What you are asked to do:
Using the records that follow, copy every line containing the word "Power".
Stored rows start
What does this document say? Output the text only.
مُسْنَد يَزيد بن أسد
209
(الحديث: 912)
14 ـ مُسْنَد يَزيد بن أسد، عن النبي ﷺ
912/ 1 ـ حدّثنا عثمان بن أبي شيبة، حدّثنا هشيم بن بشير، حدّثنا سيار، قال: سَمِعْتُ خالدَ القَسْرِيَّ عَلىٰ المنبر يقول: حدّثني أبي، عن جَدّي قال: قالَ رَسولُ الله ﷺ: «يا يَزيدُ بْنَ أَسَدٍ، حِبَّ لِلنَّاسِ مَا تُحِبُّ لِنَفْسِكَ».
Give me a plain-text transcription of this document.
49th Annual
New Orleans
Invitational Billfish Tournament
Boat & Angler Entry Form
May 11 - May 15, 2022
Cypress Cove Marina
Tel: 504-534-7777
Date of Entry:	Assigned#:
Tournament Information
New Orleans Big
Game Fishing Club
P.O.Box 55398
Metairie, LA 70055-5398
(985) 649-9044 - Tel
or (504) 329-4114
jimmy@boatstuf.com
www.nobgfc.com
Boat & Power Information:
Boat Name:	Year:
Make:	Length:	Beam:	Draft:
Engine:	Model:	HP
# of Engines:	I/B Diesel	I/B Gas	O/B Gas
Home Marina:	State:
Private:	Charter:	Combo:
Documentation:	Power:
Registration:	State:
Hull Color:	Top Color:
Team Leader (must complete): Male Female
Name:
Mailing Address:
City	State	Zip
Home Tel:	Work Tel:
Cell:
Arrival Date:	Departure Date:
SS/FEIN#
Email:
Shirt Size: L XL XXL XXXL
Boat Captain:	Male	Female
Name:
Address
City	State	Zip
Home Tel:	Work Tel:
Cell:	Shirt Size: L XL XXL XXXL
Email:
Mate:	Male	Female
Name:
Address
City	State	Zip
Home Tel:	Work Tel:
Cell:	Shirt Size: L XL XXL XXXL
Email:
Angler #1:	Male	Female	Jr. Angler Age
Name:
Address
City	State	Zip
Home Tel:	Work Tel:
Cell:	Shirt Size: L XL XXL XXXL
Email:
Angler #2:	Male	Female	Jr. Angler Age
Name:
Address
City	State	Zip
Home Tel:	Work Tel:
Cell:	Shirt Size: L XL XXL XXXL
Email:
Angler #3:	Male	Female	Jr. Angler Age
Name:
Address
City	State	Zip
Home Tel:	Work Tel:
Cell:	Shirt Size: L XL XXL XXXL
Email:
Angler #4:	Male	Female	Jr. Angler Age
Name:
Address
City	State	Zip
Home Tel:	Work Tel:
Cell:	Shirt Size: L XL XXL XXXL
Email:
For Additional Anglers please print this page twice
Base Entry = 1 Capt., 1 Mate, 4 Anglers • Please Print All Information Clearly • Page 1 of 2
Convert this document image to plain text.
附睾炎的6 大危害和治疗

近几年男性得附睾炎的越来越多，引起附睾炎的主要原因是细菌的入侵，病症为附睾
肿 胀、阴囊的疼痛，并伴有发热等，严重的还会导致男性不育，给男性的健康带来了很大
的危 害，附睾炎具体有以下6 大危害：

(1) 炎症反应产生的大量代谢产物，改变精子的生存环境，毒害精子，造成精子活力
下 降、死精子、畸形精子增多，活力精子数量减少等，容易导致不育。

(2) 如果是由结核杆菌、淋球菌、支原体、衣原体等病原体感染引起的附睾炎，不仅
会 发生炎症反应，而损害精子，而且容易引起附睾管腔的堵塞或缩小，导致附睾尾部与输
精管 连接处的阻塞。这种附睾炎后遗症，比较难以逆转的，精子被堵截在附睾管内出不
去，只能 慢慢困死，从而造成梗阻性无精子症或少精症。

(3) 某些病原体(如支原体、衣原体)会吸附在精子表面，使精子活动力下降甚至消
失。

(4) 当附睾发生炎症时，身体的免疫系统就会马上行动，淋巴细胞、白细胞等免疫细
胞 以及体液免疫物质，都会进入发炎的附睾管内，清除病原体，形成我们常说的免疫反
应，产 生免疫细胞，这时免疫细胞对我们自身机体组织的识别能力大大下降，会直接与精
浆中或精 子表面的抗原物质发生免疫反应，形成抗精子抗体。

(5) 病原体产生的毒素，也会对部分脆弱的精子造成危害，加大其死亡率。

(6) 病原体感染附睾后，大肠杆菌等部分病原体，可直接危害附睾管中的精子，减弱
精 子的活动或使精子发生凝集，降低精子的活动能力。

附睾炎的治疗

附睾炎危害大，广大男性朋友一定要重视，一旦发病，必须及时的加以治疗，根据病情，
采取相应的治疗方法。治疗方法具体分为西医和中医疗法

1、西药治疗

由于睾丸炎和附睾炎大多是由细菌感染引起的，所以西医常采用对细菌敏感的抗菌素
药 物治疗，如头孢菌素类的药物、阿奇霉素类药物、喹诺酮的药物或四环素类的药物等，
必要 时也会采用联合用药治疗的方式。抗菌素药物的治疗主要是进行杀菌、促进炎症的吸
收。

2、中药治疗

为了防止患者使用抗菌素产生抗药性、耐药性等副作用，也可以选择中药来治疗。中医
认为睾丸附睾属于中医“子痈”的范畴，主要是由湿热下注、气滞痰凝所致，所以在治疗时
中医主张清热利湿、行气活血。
Stored rows end
Response to this task:
Boat & Power Information:
Documentation:	Power:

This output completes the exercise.